Tasks to carry out:
A: Update the discussion of simplicity in science from "But these examples" to "a rigorous definition.", changing "degrees of freedom" to "free parameters".
B: Continue the discussion of simplicity in science from the point where it stops.

But that makes it a philosophic principle. Try giving a formal definition of simplest form.

14. Feb 19, 2014

### dEdt

If you're arguing that the concept of simplicity cannot be used in science because it lacks a formal definition, then you're dead wrong. Science is predicated on Occam's razor, and consequently scientists are constantly forced to assess the simplicity or complexity of proposed laws of nature. Just take the geocentrism/heliocentrism debate as an example. There's absolutely nothing wrong with constructing a model of the Universe where the Earth is at the centre, except that such is model is woefully complex. In contrast, a model of the Universe where the Sun is at the centre is much simpler, and thus preferably to a geocentric Universe. One might even take the simplicity of the heliocentric model as a sign that it is fundamentally correct.

So while "simplicity" might not have a definition sufficiently rigorous definition to satisfy a mathematician, it is still a largely unambiguous term and thus has a rightful place in science. Indeed, science is filled with terms that lack "formal definitions" but that are nonetheless extremely useful. For example, I challenge you to give a formal definition for an inertial reference frame (pre-GR) or life.

15. Feb 19, 2014

### bapowell

But these examples apply to models, where we can rigorously apply measures of complexity (counting degrees of freedom, information criteria, e.g.). You are instead talking about the "simplicity" of an equation, which can probably at best be judged on an aesthetic level only. The corollary is that the distinction between "invariant" and "covariant" is also one of aesthetics and lacks a rigorous definition.

Stored entries:
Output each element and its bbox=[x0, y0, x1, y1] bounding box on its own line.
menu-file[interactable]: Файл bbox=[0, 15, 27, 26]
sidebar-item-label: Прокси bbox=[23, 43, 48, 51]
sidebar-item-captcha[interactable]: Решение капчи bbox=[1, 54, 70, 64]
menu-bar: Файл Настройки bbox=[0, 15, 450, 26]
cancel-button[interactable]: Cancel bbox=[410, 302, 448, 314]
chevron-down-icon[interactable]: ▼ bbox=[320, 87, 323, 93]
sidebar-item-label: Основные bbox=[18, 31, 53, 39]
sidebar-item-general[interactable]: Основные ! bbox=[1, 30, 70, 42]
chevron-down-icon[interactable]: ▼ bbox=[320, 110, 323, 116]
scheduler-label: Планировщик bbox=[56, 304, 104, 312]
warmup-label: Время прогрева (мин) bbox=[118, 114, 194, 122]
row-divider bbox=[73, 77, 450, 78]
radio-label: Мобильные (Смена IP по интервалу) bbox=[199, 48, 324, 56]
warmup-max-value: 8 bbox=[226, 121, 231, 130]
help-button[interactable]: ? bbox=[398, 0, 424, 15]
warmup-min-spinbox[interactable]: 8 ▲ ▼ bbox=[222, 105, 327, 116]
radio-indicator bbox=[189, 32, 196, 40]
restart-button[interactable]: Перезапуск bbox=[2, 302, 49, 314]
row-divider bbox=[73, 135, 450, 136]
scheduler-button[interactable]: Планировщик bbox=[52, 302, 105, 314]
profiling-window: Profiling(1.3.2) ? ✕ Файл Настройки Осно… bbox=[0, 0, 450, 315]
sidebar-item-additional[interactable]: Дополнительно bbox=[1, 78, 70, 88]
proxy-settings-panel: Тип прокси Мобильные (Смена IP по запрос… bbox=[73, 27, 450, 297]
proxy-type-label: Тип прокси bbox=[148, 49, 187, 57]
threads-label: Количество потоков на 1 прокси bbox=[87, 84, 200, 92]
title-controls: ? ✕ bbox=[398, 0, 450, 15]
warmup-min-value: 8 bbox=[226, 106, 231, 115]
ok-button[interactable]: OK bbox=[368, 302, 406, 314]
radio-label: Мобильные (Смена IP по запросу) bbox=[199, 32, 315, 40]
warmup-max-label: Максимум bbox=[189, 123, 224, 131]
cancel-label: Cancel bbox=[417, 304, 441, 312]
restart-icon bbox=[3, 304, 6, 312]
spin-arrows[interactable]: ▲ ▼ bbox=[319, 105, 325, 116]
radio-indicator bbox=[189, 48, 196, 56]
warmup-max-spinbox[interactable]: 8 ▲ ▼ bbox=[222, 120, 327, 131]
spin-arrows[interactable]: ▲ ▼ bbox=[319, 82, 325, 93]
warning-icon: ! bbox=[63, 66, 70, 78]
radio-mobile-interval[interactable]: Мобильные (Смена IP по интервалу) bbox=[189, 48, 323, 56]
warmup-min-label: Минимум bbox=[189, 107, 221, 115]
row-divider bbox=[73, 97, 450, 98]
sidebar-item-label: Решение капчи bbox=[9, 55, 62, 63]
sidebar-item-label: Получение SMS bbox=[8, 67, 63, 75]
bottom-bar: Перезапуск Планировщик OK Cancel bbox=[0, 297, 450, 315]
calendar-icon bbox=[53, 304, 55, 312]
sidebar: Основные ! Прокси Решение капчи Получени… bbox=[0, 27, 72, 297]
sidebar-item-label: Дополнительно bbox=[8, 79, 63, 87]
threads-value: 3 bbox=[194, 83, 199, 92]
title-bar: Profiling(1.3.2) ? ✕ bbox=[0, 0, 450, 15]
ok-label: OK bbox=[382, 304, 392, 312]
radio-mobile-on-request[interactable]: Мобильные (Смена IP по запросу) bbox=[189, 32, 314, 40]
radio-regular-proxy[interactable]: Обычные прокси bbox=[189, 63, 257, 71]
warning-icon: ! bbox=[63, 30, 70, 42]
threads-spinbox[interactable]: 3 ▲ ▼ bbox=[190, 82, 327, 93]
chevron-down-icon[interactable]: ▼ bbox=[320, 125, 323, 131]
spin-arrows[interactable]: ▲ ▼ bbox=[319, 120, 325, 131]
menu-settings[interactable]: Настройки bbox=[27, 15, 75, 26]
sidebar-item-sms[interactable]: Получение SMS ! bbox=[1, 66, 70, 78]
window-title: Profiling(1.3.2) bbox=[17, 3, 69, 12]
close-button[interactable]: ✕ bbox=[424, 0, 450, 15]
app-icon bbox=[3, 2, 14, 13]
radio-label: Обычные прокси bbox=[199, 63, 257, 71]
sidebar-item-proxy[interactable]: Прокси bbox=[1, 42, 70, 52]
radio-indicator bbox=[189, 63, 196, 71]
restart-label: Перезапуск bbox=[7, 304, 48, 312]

Solved tasks:
A:
But these examples apply to models, where we can rigorously apply measures of complexity (counting free parameters, information criteria, e.g.). You are instead talking about the "simplicity" of an equation, which can probably at best be judged on an aesthetic level only. The corollary is that the distinction between "invariant" and "covariant" is also one of aesthetics and lacks a rigorous definition.

B:
Last edited: Feb 19, 2014
16. Feb 19, 2014

### PAllen

Occam's razor is not a scientific law, and is hardly inviolate, and many times scientists disagree on which of two competing theories is simpler (before one is established by experiment). You are arguing that 'rough guides' for theory development are principles. This is not scientific.

17. Feb 19, 2014

### dEdt

I would use (basically) those same criteria when judging the simplicity of an equation, as you put it. Take Newtonian gravitation as an example. One way of formulating Newton's law of Gravitation is by Poisson's equation:
$$\nabla^2 \phi=4\pi G \rho,$$ with $$\ddot{\vec x}=-\nabla \phi.$$

This formulation is not coordinate invariant. Alternatively, you can use the Newton-Cartan theory, where
$$R_{\alpha\beta} = 4 \pi G \rho \Psi_\alpha \Psi_\beta.$$

It's commonly argued that this theory is coordinate invariant, which I disagree with, but regardless it's clear that these equations are more complex than Poisson's equation.

18. Feb 19, 2014

### dEdt

I'm not arguing that Occam's razor is a law of nature, just that its use illustrates that there is a common and robust understanding of what constitutes simplicity.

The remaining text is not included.